The input

──────────────────────────────

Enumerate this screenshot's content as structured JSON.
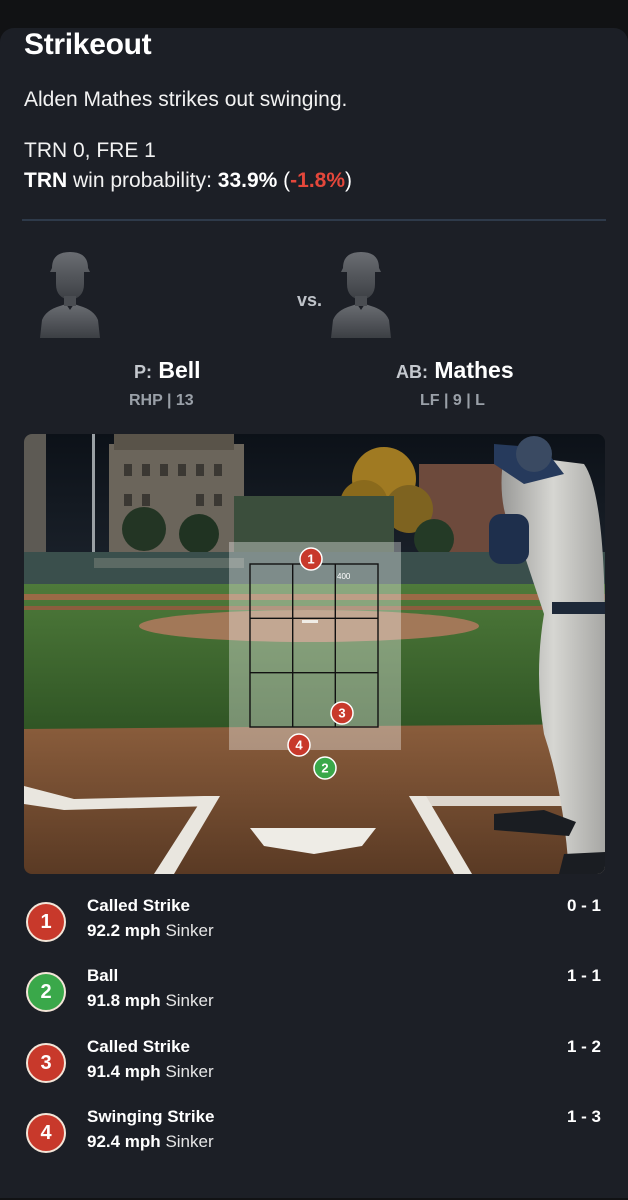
{
  "header": {
    "title": "Strikeout",
    "description": "Alden Mathes strikes out swinging.",
    "score": "TRN 0, FRE 1",
    "win_prob": {
      "team": "TRN",
      "label": "win probability:",
      "value": "33.9%",
      "paren_open": "(",
      "delta": "-1.8%",
      "paren_close": ")"
    }
  },
  "matchup": {
    "vs": "vs.",
    "pitcher": {
      "label": "P:",
      "name": "Bell",
      "info": "RHP | 13"
    },
    "batter": {
      "label": "AB:",
      "name": "Mathes",
      "info": "LF | 9 | L"
    }
  },
  "field": {
    "wall_sign": "400",
    "markers": [
      {
        "num": "1",
        "color": "#c8392b"
      },
      {
        "num": "2",
        "color": "#3aa84a"
      },
      {
        "num": "3",
        "color": "#c8392b"
      },
      {
        "num": "4",
        "color": "#c8392b"
      }
    ]
  },
  "pitches": [
    {
      "num": "1",
      "color": "#c8392b",
      "result": "Called Strike",
      "speed": "92.2 mph",
      "type": "Sinker",
      "count": "0 - 1"
    },
    {
      "num": "2",
      "color": "#3aa84a",
      "result": "Ball",
      "speed": "91.8 mph",
      "type": "Sinker",
      "count": "1 - 1"
    },
    {
      "num": "3",
      "color": "#c8392b",
      "result": "Called Strike",
      "speed": "91.4 mph",
      "type": "Sinker",
      "count": "1 - 2"
    },
    {
      "num": "4",
      "color": "#c8392b",
      "result": "Swinging Strike",
      "speed": "92.4 mph",
      "type": "Sinker",
      "count": "1 - 3"
    }
  ],
  "icons": [
    "player-silhouette-icon"
  ]
}
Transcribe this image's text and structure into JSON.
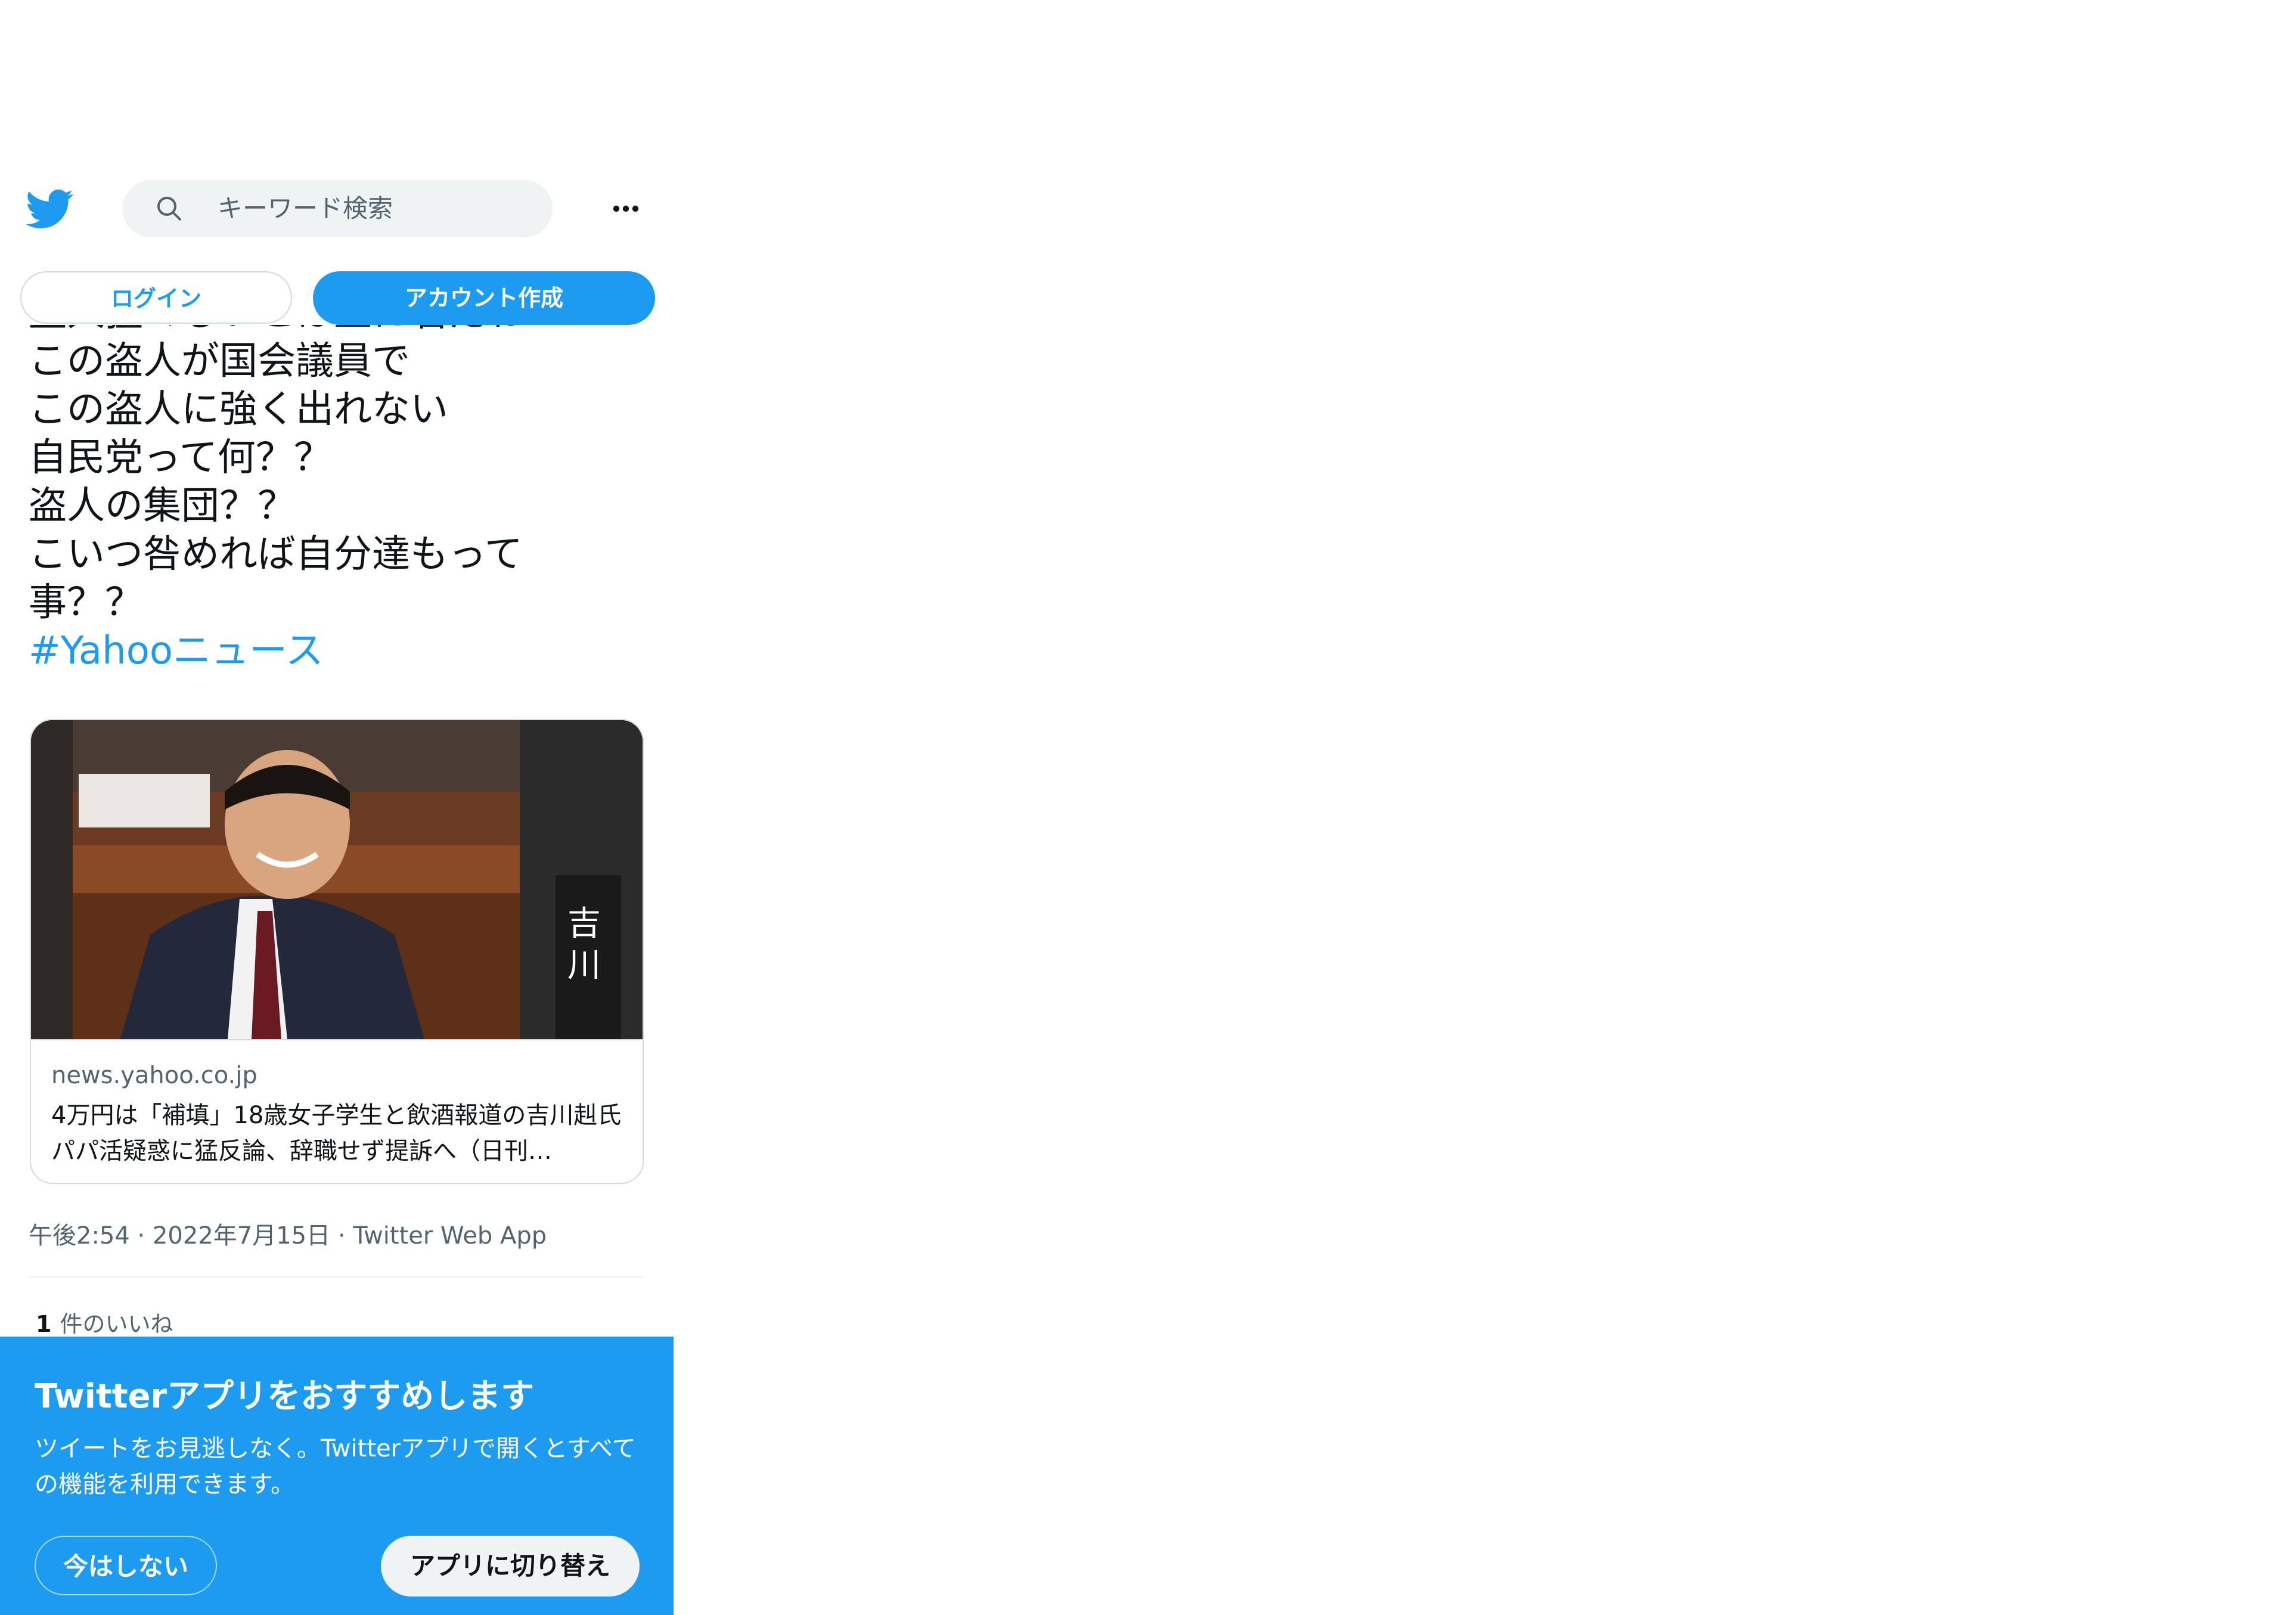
{
  "colors": {
    "accent": "#1d9bf0",
    "text_primary": "#0f1419",
    "text_secondary": "#536471",
    "border": "#cfd9de",
    "search_bg": "#eff3f4"
  },
  "header": {
    "logo_icon": "twitter-bird-icon",
    "search_placeholder": "キーワード検索",
    "more_icon": "more-dots-icon"
  },
  "auth": {
    "login_label": "ログイン",
    "signup_label": "アカウント作成"
  },
  "tweet": {
    "lines": [
      "盗人猛々しいとは正に君だね",
      "この盗人が国会議員で",
      "この盗人に強く出れない",
      "自民党って何？？",
      "盗人の集団？？",
      "こいつ咎めれば自分達もって",
      "事？？"
    ],
    "hashtag": "#Yahooニュース",
    "meta": "午後2:54 · 2022年7月15日 · Twitter Web App",
    "likes_count": "1",
    "likes_label": "件のいいね"
  },
  "card": {
    "image_alt": "news-photo",
    "domain": "news.yahoo.co.jp",
    "title": "4万円は「補填」18歳女子学生と飲酒報道の吉川赳氏　パパ活疑惑に猛反論、辞職せず提訴へ（日刊…"
  },
  "banner": {
    "title": "Twitterアプリをおすすめします",
    "description": "ツイートをお見逃しなく。Twitterアプリで開くとすべての機能を利用できます。",
    "not_now_label": "今はしない",
    "switch_label": "アプリに切り替え"
  }
}
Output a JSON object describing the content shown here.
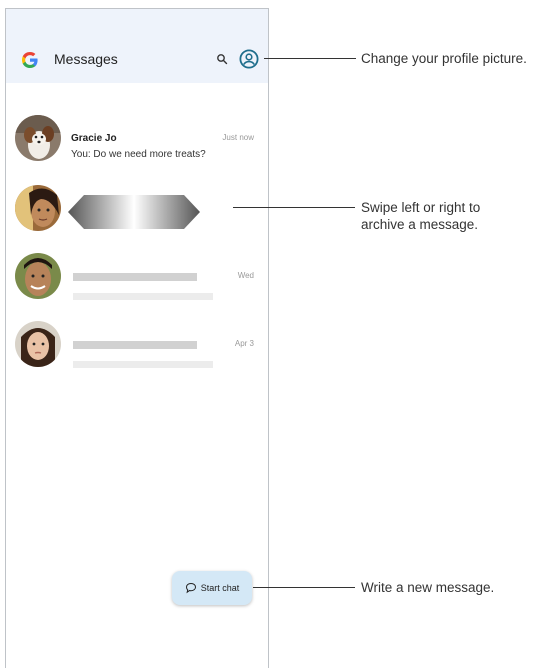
{
  "app": {
    "title": "Messages"
  },
  "colors": {
    "appbar": "#eef3fb",
    "fab": "#d4e8f6",
    "profile_icon": "#1f6e8c"
  },
  "icons": [
    "google-g-icon",
    "search-icon",
    "account-circle-icon",
    "chat-bubble-icon"
  ],
  "conversations": [
    {
      "name": "Gracie Jo",
      "preview": "You: Do we need more treats?",
      "time": "Just now"
    },
    {
      "name": "",
      "preview": "",
      "time": ""
    },
    {
      "name": "",
      "preview": "",
      "time": "Wed"
    },
    {
      "name": "",
      "preview": "",
      "time": "Apr 3"
    }
  ],
  "fab": {
    "label": "Start chat"
  },
  "callouts": {
    "profile": "Change your profile picture.",
    "swipe_line1": "Swipe left or right to",
    "swipe_line2": "archive a message.",
    "new_message": "Write a new message."
  }
}
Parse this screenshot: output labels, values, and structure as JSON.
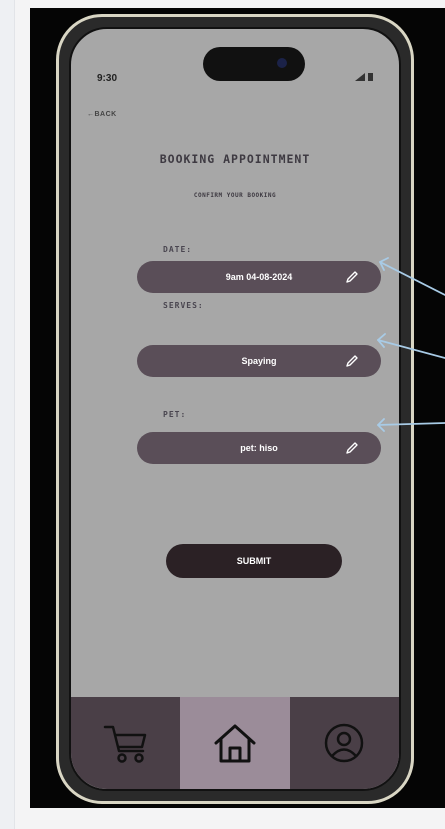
{
  "status": {
    "time": "9:30"
  },
  "nav": {
    "back_label": "←BACK"
  },
  "page": {
    "title": "BOOKING APPOINTMENT",
    "subtitle": "CONFIRM YOUR BOOKING"
  },
  "fields": {
    "date": {
      "label": "DATE:",
      "value": "9am 04-08-2024"
    },
    "serves": {
      "label": "SERVES:",
      "value": "Spaying"
    },
    "pet": {
      "label": "PET:",
      "value": "pet: hiso"
    }
  },
  "actions": {
    "submit_label": "SUBMIT"
  },
  "tabbar": {
    "items": [
      {
        "icon": "cart-icon",
        "active": false
      },
      {
        "icon": "home-icon",
        "active": true
      },
      {
        "icon": "profile-icon",
        "active": false
      }
    ]
  },
  "colors": {
    "screen_bg": "#a7a7a7",
    "pill_bg": "#5a4e58",
    "submit_bg": "#2b2125",
    "tabbar_bg": "#4a3f47",
    "tab_active_bg": "#9b8c99",
    "annotation_arrow": "#a8cbe6"
  }
}
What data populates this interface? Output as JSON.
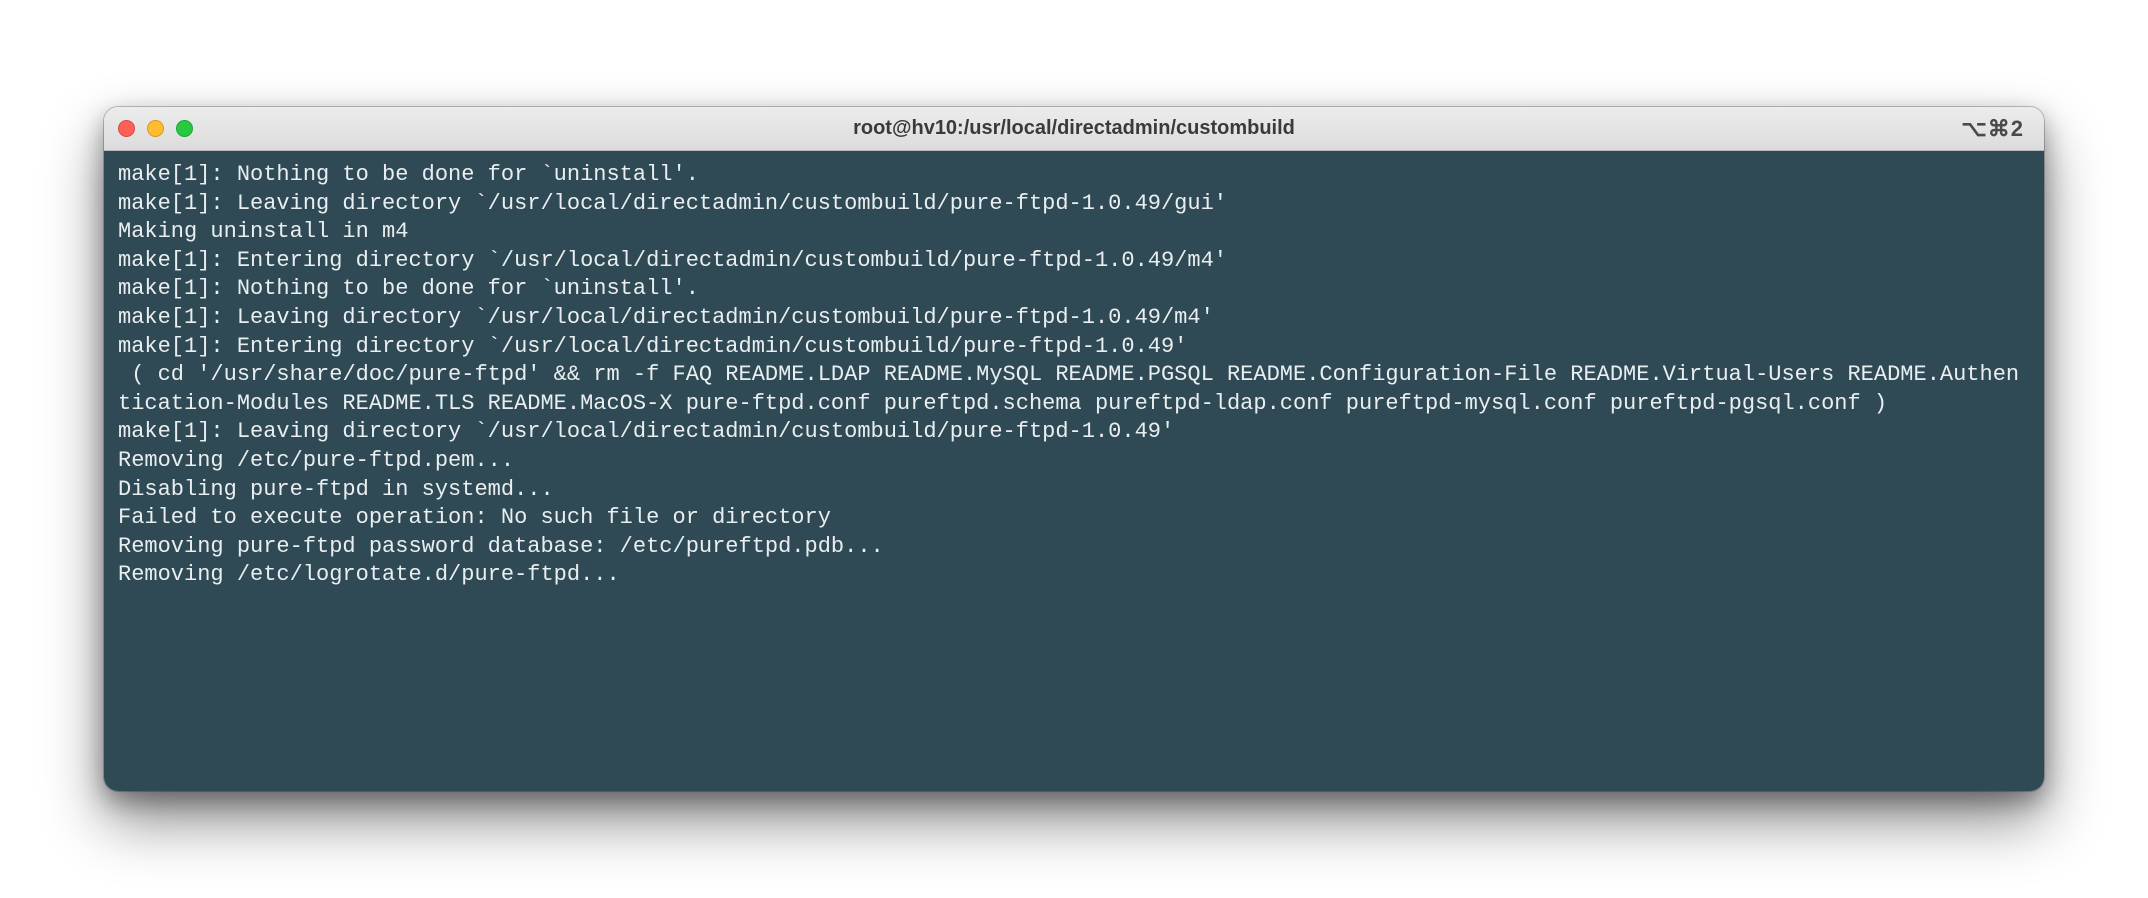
{
  "window": {
    "title": "root@hv10:/usr/local/directadmin/custombuild",
    "shortcut": "⌥⌘2"
  },
  "colors": {
    "terminal_bg": "#2f4a55",
    "terminal_fg": "#e9eef0",
    "close": "#ff5f57",
    "minimize": "#febc2e",
    "zoom": "#28c840"
  },
  "terminal": {
    "lines": [
      "make[1]: Nothing to be done for `uninstall'.",
      "make[1]: Leaving directory `/usr/local/directadmin/custombuild/pure-ftpd-1.0.49/gui'",
      "Making uninstall in m4",
      "make[1]: Entering directory `/usr/local/directadmin/custombuild/pure-ftpd-1.0.49/m4'",
      "make[1]: Nothing to be done for `uninstall'.",
      "make[1]: Leaving directory `/usr/local/directadmin/custombuild/pure-ftpd-1.0.49/m4'",
      "make[1]: Entering directory `/usr/local/directadmin/custombuild/pure-ftpd-1.0.49'",
      " ( cd '/usr/share/doc/pure-ftpd' && rm -f FAQ README.LDAP README.MySQL README.PGSQL README.Configuration-File README.Virtual-Users README.Authentication-Modules README.TLS README.MacOS-X pure-ftpd.conf pureftpd.schema pureftpd-ldap.conf pureftpd-mysql.conf pureftpd-pgsql.conf )",
      "make[1]: Leaving directory `/usr/local/directadmin/custombuild/pure-ftpd-1.0.49'",
      "Removing /etc/pure-ftpd.pem...",
      "Disabling pure-ftpd in systemd...",
      "Failed to execute operation: No such file or directory",
      "Removing pure-ftpd password database: /etc/pureftpd.pdb...",
      "Removing /etc/logrotate.d/pure-ftpd..."
    ]
  }
}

──────────────────────────────

Aim of the task
Search the entries for "Entering" and copy out each line that has it.

Exercise solution
      "make[1]: Entering directory `/usr/local/directadmin/custombuild/pure-ftpd-1.0.49/m4'",
      "make[1]: Entering directory `/usr/local/directadmin/custombuild/pure-ftpd-1.0.49'",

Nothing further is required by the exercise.